▶ Task description: For each line of the data below that holds "タイミングが設定されていないスライドでは", copy the line.

━━ Provided information

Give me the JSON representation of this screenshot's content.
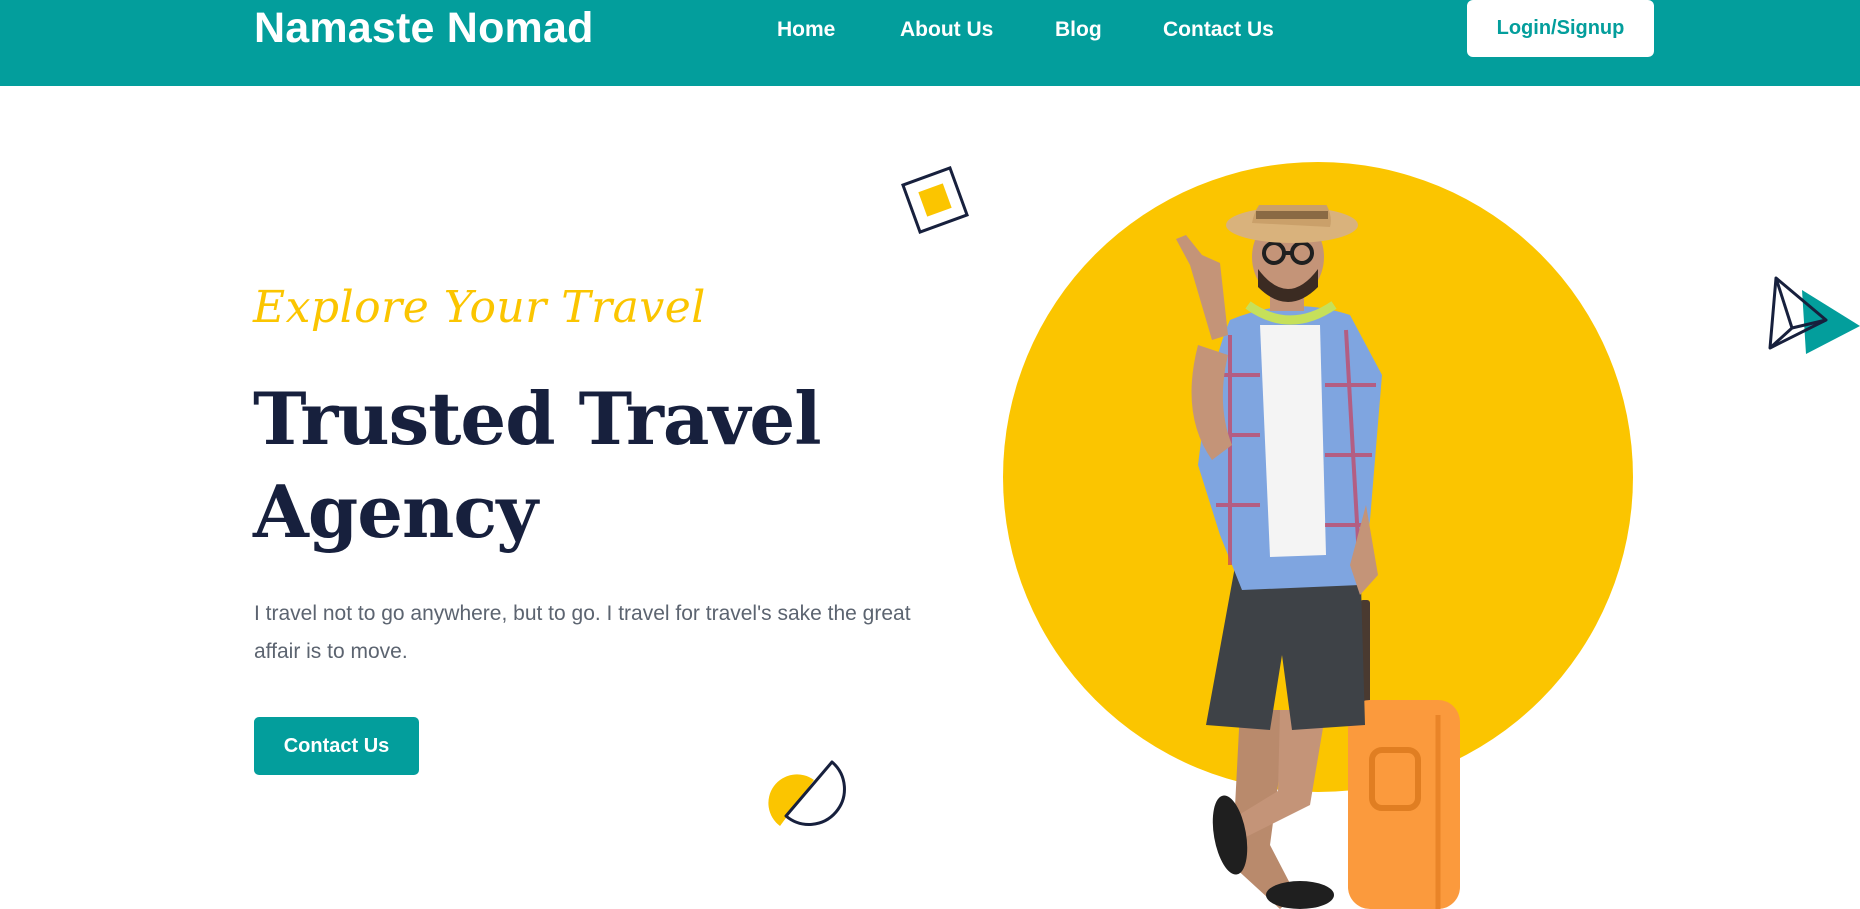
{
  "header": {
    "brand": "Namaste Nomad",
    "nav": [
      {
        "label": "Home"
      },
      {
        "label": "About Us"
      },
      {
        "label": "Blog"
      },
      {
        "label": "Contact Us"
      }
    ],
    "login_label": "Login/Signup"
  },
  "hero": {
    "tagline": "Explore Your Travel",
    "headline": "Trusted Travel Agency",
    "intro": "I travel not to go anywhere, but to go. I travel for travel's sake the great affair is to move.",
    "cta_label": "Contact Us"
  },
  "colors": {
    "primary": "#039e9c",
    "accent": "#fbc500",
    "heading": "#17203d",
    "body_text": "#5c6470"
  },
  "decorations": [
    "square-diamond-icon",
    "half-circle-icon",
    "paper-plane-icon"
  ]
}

━━━━
━━ Provided information

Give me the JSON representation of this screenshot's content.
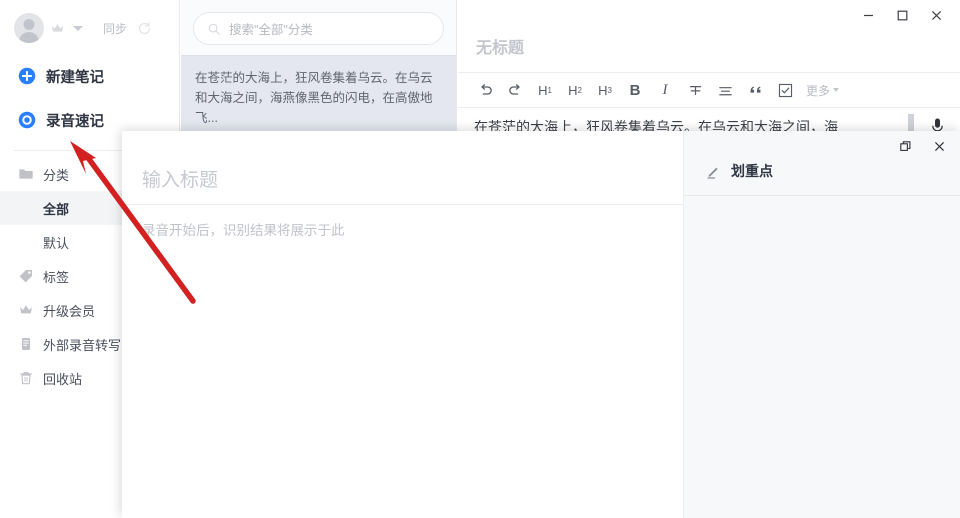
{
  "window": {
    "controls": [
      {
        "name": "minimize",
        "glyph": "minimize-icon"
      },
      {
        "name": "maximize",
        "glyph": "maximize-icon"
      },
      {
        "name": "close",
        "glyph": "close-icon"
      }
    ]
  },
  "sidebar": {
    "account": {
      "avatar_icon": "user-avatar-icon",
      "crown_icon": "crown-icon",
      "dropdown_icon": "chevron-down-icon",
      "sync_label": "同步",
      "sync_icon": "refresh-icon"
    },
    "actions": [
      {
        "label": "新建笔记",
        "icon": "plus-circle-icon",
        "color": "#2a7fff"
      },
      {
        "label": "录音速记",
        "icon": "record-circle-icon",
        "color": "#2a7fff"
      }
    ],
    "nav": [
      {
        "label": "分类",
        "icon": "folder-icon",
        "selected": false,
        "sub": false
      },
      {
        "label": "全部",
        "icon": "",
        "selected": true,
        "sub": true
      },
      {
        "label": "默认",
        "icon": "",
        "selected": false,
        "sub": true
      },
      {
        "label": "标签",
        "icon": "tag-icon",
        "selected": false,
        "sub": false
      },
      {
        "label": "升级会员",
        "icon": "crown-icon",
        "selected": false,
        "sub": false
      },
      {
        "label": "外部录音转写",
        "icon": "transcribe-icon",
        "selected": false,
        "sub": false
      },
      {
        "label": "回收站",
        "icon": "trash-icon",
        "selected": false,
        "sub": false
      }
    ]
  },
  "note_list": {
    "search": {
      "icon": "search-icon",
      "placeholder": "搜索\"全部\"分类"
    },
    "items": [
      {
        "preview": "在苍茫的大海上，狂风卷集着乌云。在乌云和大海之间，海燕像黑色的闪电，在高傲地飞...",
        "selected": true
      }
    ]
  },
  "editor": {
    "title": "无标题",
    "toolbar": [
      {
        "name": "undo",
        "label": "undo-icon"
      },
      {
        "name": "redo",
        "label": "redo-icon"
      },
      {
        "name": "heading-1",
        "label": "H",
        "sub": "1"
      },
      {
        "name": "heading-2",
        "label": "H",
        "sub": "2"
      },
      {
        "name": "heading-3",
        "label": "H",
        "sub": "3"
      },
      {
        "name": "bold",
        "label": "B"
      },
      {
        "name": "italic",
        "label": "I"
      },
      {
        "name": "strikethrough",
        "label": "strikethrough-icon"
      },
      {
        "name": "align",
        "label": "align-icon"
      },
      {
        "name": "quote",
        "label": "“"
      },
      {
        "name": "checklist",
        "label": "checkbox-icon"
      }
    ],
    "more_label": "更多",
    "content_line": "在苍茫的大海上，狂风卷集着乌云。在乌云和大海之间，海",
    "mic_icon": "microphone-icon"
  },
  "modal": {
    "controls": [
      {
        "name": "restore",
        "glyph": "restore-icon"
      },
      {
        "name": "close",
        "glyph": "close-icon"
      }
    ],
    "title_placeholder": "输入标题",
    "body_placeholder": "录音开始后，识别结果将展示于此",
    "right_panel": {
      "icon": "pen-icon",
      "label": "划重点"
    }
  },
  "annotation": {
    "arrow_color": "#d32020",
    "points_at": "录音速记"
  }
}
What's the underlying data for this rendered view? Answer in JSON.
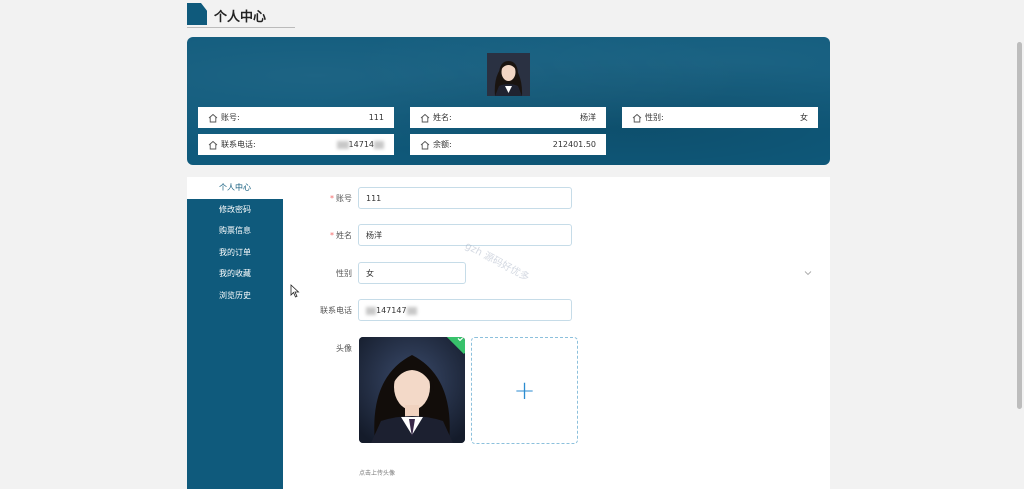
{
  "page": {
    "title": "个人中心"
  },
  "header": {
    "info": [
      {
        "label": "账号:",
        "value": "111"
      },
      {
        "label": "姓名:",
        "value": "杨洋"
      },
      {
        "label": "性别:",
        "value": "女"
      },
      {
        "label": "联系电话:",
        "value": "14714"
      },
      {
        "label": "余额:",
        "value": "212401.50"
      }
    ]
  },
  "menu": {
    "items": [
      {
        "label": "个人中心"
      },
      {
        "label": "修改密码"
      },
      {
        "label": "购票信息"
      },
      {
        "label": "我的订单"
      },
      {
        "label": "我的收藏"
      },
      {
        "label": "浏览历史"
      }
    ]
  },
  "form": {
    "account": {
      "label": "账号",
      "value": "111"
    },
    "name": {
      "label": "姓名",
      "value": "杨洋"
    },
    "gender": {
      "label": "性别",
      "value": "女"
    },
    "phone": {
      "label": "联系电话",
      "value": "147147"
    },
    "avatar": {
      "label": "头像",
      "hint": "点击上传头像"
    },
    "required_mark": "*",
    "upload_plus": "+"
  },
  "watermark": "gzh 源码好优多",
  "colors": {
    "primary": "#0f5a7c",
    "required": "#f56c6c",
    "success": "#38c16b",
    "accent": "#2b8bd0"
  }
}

━━━━
━━ Provided information

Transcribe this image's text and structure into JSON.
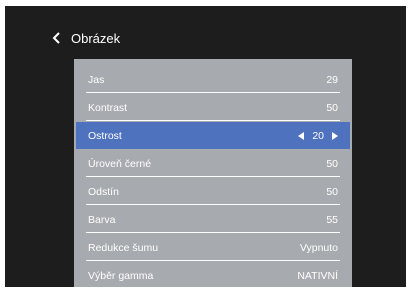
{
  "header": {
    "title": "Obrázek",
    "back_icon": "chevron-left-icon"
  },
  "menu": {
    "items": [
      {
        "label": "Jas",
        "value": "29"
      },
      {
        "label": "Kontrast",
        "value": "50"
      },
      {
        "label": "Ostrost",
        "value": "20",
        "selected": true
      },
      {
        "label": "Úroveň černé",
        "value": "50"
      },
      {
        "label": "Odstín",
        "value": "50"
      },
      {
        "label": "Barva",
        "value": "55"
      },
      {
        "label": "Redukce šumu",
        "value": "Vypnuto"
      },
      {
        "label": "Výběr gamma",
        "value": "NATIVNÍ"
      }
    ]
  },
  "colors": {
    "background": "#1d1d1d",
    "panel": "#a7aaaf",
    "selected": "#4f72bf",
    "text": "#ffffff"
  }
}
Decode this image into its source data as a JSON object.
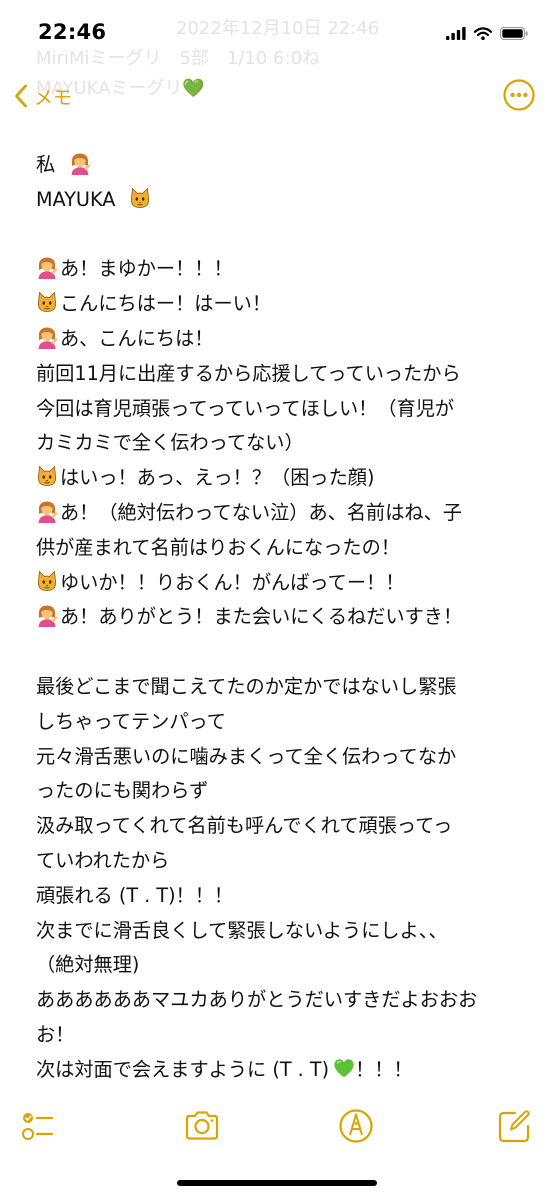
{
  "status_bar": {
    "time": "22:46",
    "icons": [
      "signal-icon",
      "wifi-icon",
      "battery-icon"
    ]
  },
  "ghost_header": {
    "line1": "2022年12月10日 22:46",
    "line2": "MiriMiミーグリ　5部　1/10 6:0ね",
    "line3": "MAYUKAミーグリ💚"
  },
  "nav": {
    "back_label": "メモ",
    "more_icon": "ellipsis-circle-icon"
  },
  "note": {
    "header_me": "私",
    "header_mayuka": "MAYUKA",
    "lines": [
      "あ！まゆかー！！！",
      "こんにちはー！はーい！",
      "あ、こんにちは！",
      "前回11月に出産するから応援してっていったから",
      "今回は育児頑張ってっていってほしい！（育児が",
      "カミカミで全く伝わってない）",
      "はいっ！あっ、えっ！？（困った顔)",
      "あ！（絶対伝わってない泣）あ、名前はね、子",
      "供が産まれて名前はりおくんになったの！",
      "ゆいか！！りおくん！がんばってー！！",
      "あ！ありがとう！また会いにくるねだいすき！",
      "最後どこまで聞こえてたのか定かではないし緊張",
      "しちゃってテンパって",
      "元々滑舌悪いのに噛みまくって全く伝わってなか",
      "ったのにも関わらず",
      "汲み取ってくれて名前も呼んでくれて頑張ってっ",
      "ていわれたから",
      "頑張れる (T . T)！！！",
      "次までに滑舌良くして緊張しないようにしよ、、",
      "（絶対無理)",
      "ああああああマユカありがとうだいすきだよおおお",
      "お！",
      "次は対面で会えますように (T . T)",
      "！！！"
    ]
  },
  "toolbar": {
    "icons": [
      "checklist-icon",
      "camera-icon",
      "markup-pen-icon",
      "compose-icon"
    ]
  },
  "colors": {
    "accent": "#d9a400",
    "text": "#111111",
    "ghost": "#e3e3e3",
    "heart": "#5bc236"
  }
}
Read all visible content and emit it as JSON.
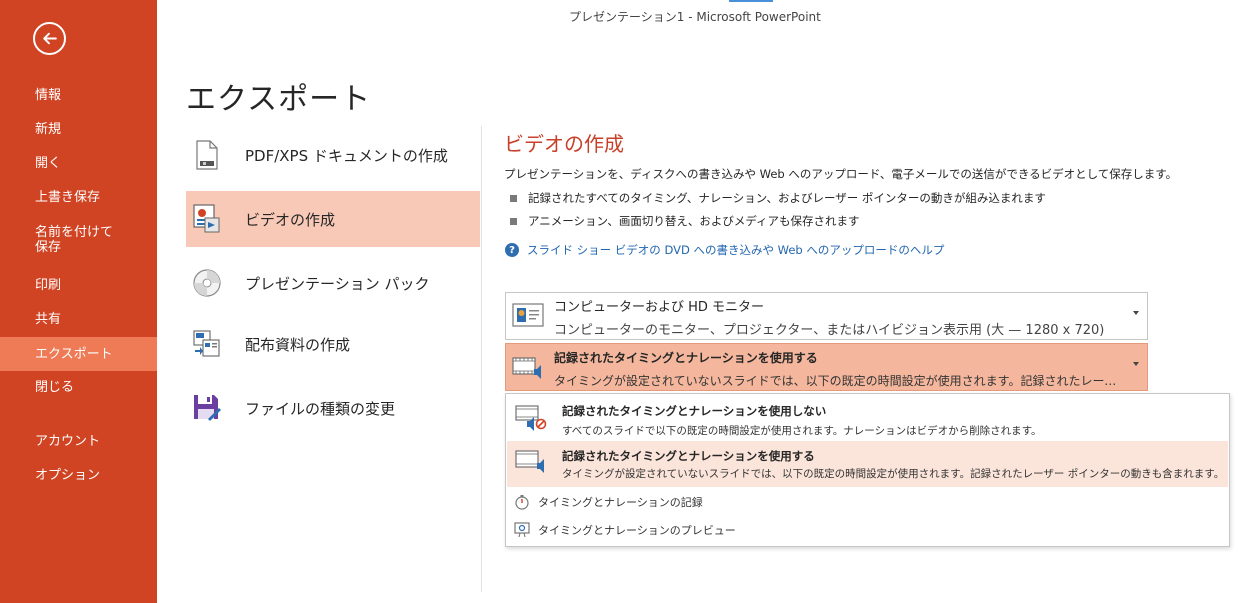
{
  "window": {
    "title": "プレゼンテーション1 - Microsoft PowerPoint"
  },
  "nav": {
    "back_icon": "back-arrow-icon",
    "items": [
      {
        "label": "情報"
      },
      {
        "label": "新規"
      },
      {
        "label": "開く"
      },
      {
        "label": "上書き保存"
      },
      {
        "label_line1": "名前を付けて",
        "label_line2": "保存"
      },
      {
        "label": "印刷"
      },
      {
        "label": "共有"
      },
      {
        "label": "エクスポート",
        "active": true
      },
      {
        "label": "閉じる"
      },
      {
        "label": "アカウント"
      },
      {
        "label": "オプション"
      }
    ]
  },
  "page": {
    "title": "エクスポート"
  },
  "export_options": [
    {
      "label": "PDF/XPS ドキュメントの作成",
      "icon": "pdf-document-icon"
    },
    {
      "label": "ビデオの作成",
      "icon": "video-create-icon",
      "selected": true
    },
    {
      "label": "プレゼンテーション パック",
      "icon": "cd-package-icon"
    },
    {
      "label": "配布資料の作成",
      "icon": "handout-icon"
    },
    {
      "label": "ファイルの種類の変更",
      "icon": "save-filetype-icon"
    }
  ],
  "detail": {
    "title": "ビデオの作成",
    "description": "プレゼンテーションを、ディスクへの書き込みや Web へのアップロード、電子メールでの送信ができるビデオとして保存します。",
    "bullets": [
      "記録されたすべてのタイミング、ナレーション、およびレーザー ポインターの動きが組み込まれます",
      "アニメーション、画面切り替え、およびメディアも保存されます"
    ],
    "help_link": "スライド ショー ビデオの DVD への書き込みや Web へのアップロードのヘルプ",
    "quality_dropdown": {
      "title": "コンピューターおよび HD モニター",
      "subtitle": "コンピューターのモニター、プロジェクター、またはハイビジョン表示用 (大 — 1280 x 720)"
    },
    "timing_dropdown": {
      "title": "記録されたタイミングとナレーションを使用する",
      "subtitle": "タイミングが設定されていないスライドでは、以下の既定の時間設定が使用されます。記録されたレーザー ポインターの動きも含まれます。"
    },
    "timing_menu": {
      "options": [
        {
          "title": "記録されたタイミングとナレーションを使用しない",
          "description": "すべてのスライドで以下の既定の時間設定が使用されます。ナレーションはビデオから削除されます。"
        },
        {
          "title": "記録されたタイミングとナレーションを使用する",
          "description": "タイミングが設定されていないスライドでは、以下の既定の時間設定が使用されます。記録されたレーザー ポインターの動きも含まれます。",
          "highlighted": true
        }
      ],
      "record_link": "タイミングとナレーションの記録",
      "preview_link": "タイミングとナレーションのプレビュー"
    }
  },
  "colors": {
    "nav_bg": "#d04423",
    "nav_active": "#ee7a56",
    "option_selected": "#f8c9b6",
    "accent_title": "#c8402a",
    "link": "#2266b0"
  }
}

━━━━

▶ Solution:
      "subtitle": "タイミングが設定されていないスライドでは、以下の既定の時間設定が使用されます。記録されたレーザー ポインターの動きも含まれます。"
          "description": "タイミングが設定されていないスライドでは、以下の既定の時間設定が使用されます。記録されたレーザー ポインターの動きも含まれます。",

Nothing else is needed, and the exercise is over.